■ Problem to solve ■
Find the number of lines below in which the word "limiting" appears, and write that number only.

════

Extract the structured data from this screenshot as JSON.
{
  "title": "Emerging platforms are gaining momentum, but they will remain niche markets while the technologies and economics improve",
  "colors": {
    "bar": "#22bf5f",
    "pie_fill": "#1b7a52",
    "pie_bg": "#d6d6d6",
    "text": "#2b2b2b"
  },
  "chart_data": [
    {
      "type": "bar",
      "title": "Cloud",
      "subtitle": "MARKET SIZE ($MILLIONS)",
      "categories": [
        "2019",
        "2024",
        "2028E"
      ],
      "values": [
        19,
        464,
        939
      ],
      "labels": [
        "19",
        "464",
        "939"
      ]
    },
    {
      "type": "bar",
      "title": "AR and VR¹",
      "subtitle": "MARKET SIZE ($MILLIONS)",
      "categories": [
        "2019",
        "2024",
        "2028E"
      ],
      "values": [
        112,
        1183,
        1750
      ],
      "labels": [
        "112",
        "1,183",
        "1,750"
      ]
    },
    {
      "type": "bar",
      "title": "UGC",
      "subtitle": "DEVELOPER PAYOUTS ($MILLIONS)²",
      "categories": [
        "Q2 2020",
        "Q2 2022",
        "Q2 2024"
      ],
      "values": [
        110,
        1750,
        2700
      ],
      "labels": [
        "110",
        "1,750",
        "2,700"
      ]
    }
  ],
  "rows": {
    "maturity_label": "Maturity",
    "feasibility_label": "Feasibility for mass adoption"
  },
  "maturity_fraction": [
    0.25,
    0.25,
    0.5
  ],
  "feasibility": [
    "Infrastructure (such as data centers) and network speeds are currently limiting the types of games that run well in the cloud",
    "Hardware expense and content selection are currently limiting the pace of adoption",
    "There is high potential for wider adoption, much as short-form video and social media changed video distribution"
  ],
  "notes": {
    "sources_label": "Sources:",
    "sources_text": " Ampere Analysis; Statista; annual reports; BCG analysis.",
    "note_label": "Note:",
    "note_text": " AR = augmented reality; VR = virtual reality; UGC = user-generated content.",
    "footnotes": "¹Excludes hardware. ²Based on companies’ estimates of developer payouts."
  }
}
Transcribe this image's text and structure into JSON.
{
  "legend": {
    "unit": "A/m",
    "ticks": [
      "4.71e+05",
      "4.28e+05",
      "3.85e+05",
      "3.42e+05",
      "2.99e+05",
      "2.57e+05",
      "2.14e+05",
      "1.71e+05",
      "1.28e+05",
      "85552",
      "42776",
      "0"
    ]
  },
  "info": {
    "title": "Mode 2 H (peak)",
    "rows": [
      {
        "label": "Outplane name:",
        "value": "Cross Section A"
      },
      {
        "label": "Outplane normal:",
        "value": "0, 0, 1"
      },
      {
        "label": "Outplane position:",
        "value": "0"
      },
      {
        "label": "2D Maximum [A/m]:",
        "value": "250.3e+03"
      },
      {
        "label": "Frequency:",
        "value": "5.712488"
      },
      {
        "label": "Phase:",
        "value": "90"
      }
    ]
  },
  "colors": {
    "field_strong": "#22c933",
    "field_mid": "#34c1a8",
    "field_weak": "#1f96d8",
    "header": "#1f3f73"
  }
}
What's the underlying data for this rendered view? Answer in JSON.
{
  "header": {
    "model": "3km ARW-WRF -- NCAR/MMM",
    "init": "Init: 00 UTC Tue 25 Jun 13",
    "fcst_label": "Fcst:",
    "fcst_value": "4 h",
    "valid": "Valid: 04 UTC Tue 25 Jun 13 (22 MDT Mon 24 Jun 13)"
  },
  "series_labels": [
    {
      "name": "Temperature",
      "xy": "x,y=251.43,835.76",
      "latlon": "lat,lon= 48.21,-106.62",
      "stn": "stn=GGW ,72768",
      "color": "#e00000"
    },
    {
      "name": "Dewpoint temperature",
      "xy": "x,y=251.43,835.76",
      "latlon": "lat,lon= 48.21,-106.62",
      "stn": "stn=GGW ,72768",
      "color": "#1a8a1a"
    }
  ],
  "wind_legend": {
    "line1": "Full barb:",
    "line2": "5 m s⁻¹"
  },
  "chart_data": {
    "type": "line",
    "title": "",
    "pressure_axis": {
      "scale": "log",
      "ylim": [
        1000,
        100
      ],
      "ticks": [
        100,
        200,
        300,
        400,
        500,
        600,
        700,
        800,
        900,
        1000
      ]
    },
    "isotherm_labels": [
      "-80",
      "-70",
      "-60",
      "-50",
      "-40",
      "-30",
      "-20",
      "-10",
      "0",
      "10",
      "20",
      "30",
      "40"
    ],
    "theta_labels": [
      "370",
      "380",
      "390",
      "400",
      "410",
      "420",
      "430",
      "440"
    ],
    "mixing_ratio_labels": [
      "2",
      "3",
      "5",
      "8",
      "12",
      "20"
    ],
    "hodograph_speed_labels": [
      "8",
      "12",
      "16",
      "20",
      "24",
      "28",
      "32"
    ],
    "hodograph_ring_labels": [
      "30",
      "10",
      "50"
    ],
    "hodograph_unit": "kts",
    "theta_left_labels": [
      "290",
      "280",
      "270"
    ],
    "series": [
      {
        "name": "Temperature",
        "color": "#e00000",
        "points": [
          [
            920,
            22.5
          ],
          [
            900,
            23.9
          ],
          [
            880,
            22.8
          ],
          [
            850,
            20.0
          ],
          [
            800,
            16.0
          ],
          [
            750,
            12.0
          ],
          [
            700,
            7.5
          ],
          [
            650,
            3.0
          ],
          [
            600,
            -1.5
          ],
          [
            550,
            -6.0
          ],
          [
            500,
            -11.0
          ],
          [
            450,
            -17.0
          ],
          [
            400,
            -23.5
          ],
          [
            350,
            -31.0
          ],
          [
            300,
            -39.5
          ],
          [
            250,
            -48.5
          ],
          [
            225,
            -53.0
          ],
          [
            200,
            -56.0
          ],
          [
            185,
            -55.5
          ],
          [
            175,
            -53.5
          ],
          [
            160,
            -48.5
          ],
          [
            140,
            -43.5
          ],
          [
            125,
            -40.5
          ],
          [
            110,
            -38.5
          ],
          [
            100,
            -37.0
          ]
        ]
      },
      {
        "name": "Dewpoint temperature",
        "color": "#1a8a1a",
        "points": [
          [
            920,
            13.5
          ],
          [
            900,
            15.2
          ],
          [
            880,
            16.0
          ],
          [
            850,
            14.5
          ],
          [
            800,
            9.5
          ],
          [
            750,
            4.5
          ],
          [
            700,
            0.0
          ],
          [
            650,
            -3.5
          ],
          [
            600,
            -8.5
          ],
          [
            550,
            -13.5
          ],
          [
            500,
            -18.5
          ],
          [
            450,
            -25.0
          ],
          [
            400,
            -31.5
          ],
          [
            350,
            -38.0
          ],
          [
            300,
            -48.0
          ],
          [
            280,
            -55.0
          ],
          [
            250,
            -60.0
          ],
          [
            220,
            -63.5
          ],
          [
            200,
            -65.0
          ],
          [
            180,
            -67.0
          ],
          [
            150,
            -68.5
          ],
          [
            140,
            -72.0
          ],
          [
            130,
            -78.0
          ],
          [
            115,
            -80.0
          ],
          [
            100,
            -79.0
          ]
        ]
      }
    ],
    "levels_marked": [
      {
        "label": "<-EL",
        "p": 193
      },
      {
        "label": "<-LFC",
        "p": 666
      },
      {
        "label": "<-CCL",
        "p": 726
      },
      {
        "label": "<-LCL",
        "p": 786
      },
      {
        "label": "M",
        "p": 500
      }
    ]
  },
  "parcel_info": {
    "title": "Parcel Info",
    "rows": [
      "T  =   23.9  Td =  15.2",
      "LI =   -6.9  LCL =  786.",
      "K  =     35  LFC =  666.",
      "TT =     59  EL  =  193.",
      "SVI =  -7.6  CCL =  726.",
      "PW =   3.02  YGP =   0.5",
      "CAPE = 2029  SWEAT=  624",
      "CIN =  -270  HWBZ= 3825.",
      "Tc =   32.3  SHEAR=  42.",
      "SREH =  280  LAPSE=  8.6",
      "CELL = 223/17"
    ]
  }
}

════

■ Written response ■
2